+++ PROVIDED DATA +++

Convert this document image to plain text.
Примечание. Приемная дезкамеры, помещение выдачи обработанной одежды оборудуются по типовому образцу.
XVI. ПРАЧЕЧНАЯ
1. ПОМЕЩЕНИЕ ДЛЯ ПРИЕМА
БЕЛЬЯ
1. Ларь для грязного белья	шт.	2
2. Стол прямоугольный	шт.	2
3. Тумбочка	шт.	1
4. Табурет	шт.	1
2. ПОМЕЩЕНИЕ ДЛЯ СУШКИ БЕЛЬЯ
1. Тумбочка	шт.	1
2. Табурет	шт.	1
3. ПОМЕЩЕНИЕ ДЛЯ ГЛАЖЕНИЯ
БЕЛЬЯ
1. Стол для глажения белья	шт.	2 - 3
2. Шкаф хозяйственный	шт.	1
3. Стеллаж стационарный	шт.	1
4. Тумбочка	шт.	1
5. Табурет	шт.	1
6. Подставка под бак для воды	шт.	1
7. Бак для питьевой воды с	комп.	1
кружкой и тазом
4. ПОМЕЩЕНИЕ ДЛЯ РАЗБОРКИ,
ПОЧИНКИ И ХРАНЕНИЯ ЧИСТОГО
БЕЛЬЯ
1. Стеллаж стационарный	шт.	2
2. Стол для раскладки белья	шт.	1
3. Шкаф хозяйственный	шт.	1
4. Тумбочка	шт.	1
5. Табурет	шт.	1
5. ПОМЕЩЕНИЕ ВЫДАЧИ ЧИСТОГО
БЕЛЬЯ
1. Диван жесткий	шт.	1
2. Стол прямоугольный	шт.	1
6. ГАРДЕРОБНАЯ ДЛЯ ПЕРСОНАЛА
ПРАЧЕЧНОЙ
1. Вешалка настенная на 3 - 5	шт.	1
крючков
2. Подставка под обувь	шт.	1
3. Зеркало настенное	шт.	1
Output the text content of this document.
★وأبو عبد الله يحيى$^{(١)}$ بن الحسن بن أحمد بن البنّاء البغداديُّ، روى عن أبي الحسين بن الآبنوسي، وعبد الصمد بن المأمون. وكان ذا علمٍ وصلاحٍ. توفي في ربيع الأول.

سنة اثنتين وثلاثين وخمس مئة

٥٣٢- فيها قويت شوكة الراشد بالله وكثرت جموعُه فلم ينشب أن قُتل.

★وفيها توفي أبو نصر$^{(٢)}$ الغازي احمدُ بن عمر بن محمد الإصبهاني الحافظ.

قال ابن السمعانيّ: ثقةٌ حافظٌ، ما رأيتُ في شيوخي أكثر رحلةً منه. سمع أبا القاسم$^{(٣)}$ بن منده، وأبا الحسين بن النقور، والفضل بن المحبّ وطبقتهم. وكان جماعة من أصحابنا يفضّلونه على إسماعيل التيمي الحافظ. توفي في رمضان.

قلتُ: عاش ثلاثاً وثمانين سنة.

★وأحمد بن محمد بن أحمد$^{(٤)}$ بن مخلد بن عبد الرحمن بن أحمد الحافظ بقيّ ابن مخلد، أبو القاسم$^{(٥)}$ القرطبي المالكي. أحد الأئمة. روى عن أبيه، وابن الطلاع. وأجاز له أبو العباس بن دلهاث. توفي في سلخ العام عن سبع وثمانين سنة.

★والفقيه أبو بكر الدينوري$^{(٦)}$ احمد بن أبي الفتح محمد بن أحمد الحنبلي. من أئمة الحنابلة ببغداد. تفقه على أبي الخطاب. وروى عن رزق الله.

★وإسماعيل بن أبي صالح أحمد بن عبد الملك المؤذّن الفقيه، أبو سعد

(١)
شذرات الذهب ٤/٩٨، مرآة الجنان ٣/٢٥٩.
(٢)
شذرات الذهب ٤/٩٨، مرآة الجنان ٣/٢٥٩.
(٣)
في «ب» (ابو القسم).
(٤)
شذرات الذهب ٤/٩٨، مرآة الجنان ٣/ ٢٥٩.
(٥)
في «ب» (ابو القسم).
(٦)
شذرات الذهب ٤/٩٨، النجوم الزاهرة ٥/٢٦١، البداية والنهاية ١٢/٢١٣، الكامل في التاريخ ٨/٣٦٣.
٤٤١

+++
+++ PROVIDED DATA +++

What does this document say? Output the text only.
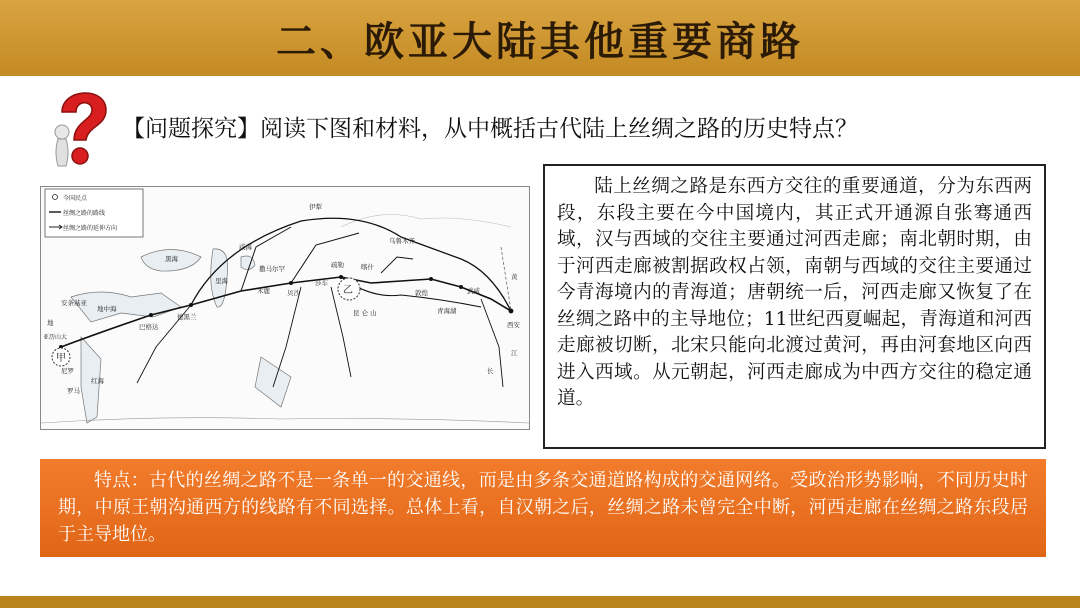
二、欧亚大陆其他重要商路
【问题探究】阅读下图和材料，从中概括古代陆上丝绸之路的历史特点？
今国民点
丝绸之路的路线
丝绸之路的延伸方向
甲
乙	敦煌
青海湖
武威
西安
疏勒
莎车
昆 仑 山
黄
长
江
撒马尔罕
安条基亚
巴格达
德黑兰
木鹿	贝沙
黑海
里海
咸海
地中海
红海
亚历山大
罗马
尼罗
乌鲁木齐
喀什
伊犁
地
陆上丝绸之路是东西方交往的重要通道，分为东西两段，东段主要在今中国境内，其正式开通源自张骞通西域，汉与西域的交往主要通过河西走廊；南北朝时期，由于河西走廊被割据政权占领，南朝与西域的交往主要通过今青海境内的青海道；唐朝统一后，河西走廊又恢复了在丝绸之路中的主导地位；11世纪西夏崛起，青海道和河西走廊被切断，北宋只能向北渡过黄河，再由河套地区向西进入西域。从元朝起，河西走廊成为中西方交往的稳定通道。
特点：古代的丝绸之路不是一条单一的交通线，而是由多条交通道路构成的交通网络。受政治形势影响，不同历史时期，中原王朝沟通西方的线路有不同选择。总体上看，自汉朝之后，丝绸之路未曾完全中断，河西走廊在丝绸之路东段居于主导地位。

+++

▶ **TASK TO COMPLETE**
The answer must consist solely of the number of lines in the entries that contain the word "Подставка".

▶ **FULL ANSWER**
2